▸ Information given:
=====
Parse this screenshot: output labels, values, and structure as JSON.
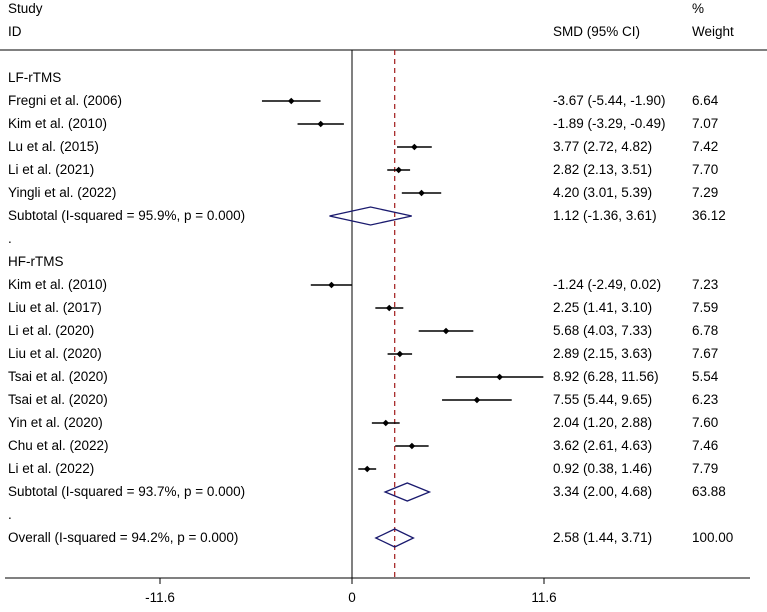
{
  "header": {
    "study_label": "Study",
    "id_label": "ID",
    "smd_label": "SMD (95% CI)",
    "pct_label": "%",
    "weight_label": "Weight"
  },
  "colors": {
    "ci_line": "#000000",
    "diamond": "#1a1a6e",
    "overall_line": "#a01a1a",
    "null_line": "#000000"
  },
  "chart_data": {
    "type": "forest",
    "title": "",
    "xlabel": "",
    "xlim": [
      -15.5,
      15.5
    ],
    "ticks": [
      {
        "value": -11.6,
        "label": "-11.6"
      },
      {
        "value": 0,
        "label": "0"
      },
      {
        "value": 11.6,
        "label": "11.6"
      }
    ],
    "overall_estimate": 2.58,
    "rows": [
      {
        "kind": "group",
        "label": "LF-rTMS"
      },
      {
        "kind": "study",
        "label": "Fregni et al. (2006)",
        "est": -3.67,
        "lo": -5.44,
        "hi": -1.9,
        "ci_text": "-3.67 (-5.44, -1.90)",
        "weight": "6.64"
      },
      {
        "kind": "study",
        "label": "Kim et al. (2010)",
        "est": -1.89,
        "lo": -3.29,
        "hi": -0.49,
        "ci_text": "-1.89 (-3.29, -0.49)",
        "weight": "7.07"
      },
      {
        "kind": "study",
        "label": "Lu et al. (2015)",
        "est": 3.77,
        "lo": 2.72,
        "hi": 4.82,
        "ci_text": "3.77 (2.72, 4.82)",
        "weight": "7.42"
      },
      {
        "kind": "study",
        "label": "Li et al. (2021)",
        "est": 2.82,
        "lo": 2.13,
        "hi": 3.51,
        "ci_text": "2.82 (2.13, 3.51)",
        "weight": "7.70"
      },
      {
        "kind": "study",
        "label": "Yingli et al. (2022)",
        "est": 4.2,
        "lo": 3.01,
        "hi": 5.39,
        "ci_text": "4.20 (3.01, 5.39)",
        "weight": "7.29"
      },
      {
        "kind": "subtotal",
        "label": "Subtotal  (I-squared = 95.9%, p = 0.000)",
        "est": 1.12,
        "lo": -1.36,
        "hi": 3.61,
        "ci_text": "1.12 (-1.36, 3.61)",
        "weight": "36.12"
      },
      {
        "kind": "dot",
        "label": "."
      },
      {
        "kind": "group",
        "label": "HF-rTMS"
      },
      {
        "kind": "study",
        "label": "Kim et al. (2010)",
        "est": -1.24,
        "lo": -2.49,
        "hi": 0.02,
        "ci_text": "-1.24 (-2.49, 0.02)",
        "weight": "7.23"
      },
      {
        "kind": "study",
        "label": "Liu et al. (2017)",
        "est": 2.25,
        "lo": 1.41,
        "hi": 3.1,
        "ci_text": "2.25 (1.41, 3.10)",
        "weight": "7.59"
      },
      {
        "kind": "study",
        "label": "Li et al. (2020)",
        "est": 5.68,
        "lo": 4.03,
        "hi": 7.33,
        "ci_text": "5.68 (4.03, 7.33)",
        "weight": "6.78"
      },
      {
        "kind": "study",
        "label": "Liu et al. (2020)",
        "est": 2.89,
        "lo": 2.15,
        "hi": 3.63,
        "ci_text": "2.89 (2.15, 3.63)",
        "weight": "7.67"
      },
      {
        "kind": "study",
        "label": "Tsai et al. (2020)",
        "est": 8.92,
        "lo": 6.28,
        "hi": 11.56,
        "ci_text": "8.92 (6.28, 11.56)",
        "weight": "5.54"
      },
      {
        "kind": "study",
        "label": "Tsai et al. (2020)",
        "est": 7.55,
        "lo": 5.44,
        "hi": 9.65,
        "ci_text": "7.55 (5.44, 9.65)",
        "weight": "6.23"
      },
      {
        "kind": "study",
        "label": "Yin et al. (2020)",
        "est": 2.04,
        "lo": 1.2,
        "hi": 2.88,
        "ci_text": "2.04 (1.20, 2.88)",
        "weight": "7.60"
      },
      {
        "kind": "study",
        "label": "Chu et al. (2022)",
        "est": 3.62,
        "lo": 2.61,
        "hi": 4.63,
        "ci_text": "3.62 (2.61, 4.63)",
        "weight": "7.46"
      },
      {
        "kind": "study",
        "label": "Li et al. (2022)",
        "est": 0.92,
        "lo": 0.38,
        "hi": 1.46,
        "ci_text": "0.92 (0.38, 1.46)",
        "weight": "7.79"
      },
      {
        "kind": "subtotal",
        "label": "Subtotal  (I-squared = 93.7%, p = 0.000)",
        "est": 3.34,
        "lo": 2.0,
        "hi": 4.68,
        "ci_text": "3.34 (2.00, 4.68)",
        "weight": "63.88"
      },
      {
        "kind": "dot",
        "label": "."
      },
      {
        "kind": "overall",
        "label": "Overall  (I-squared = 94.2%, p = 0.000)",
        "est": 2.58,
        "lo": 1.44,
        "hi": 3.71,
        "ci_text": "2.58 (1.44, 3.71)",
        "weight": "100.00"
      }
    ]
  }
}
=====
▸ Task requirements:
Pictures are to be left out; the records above must be repeated word for word.

▸ Response:
Parse this screenshot: output labels, values, and structure as JSON.
{
  "header": {
    "study_label": "Study",
    "id_label": "ID",
    "smd_label": "SMD (95% CI)",
    "pct_label": "%",
    "weight_label": "Weight"
  },
  "colors": {
    "ci_line": "#000000",
    "diamond": "#1a1a6e",
    "overall_line": "#a01a1a",
    "null_line": "#000000"
  },
  "chart_data": {
    "type": "forest",
    "title": "",
    "xlabel": "",
    "xlim": [
      -15.5,
      15.5
    ],
    "ticks": [
      {
        "value": -11.6,
        "label": "-11.6"
      },
      {
        "value": 0,
        "label": "0"
      },
      {
        "value": 11.6,
        "label": "11.6"
      }
    ],
    "overall_estimate": 2.58,
    "rows": [
      {
        "kind": "group",
        "label": "LF-rTMS"
      },
      {
        "kind": "study",
        "label": "Fregni et al. (2006)",
        "est": -3.67,
        "lo": -5.44,
        "hi": -1.9,
        "ci_text": "-3.67 (-5.44, -1.90)",
        "weight": "6.64"
      },
      {
        "kind": "study",
        "label": "Kim et al. (2010)",
        "est": -1.89,
        "lo": -3.29,
        "hi": -0.49,
        "ci_text": "-1.89 (-3.29, -0.49)",
        "weight": "7.07"
      },
      {
        "kind": "study",
        "label": "Lu et al. (2015)",
        "est": 3.77,
        "lo": 2.72,
        "hi": 4.82,
        "ci_text": "3.77 (2.72, 4.82)",
        "weight": "7.42"
      },
      {
        "kind": "study",
        "label": "Li et al. (2021)",
        "est": 2.82,
        "lo": 2.13,
        "hi": 3.51,
        "ci_text": "2.82 (2.13, 3.51)",
        "weight": "7.70"
      },
      {
        "kind": "study",
        "label": "Yingli et al. (2022)",
        "est": 4.2,
        "lo": 3.01,
        "hi": 5.39,
        "ci_text": "4.20 (3.01, 5.39)",
        "weight": "7.29"
      },
      {
        "kind": "subtotal",
        "label": "Subtotal  (I-squared = 95.9%, p = 0.000)",
        "est": 1.12,
        "lo": -1.36,
        "hi": 3.61,
        "ci_text": "1.12 (-1.36, 3.61)",
        "weight": "36.12"
      },
      {
        "kind": "dot",
        "label": "."
      },
      {
        "kind": "group",
        "label": "HF-rTMS"
      },
      {
        "kind": "study",
        "label": "Kim et al. (2010)",
        "est": -1.24,
        "lo": -2.49,
        "hi": 0.02,
        "ci_text": "-1.24 (-2.49, 0.02)",
        "weight": "7.23"
      },
      {
        "kind": "study",
        "label": "Liu et al. (2017)",
        "est": 2.25,
        "lo": 1.41,
        "hi": 3.1,
        "ci_text": "2.25 (1.41, 3.10)",
        "weight": "7.59"
      },
      {
        "kind": "study",
        "label": "Li et al. (2020)",
        "est": 5.68,
        "lo": 4.03,
        "hi": 7.33,
        "ci_text": "5.68 (4.03, 7.33)",
        "weight": "6.78"
      },
      {
        "kind": "study",
        "label": "Liu et al. (2020)",
        "est": 2.89,
        "lo": 2.15,
        "hi": 3.63,
        "ci_text": "2.89 (2.15, 3.63)",
        "weight": "7.67"
      },
      {
        "kind": "study",
        "label": "Tsai et al. (2020)",
        "est": 8.92,
        "lo": 6.28,
        "hi": 11.56,
        "ci_text": "8.92 (6.28, 11.56)",
        "weight": "5.54"
      },
      {
        "kind": "study",
        "label": "Tsai et al. (2020)",
        "est": 7.55,
        "lo": 5.44,
        "hi": 9.65,
        "ci_text": "7.55 (5.44, 9.65)",
        "weight": "6.23"
      },
      {
        "kind": "study",
        "label": "Yin et al. (2020)",
        "est": 2.04,
        "lo": 1.2,
        "hi": 2.88,
        "ci_text": "2.04 (1.20, 2.88)",
        "weight": "7.60"
      },
      {
        "kind": "study",
        "label": "Chu et al. (2022)",
        "est": 3.62,
        "lo": 2.61,
        "hi": 4.63,
        "ci_text": "3.62 (2.61, 4.63)",
        "weight": "7.46"
      },
      {
        "kind": "study",
        "label": "Li et al. (2022)",
        "est": 0.92,
        "lo": 0.38,
        "hi": 1.46,
        "ci_text": "0.92 (0.38, 1.46)",
        "weight": "7.79"
      },
      {
        "kind": "subtotal",
        "label": "Subtotal  (I-squared = 93.7%, p = 0.000)",
        "est": 3.34,
        "lo": 2.0,
        "hi": 4.68,
        "ci_text": "3.34 (2.00, 4.68)",
        "weight": "63.88"
      },
      {
        "kind": "dot",
        "label": "."
      },
      {
        "kind": "overall",
        "label": "Overall  (I-squared = 94.2%, p = 0.000)",
        "est": 2.58,
        "lo": 1.44,
        "hi": 3.71,
        "ci_text": "2.58 (1.44, 3.71)",
        "weight": "100.00"
      }
    ]
  }
}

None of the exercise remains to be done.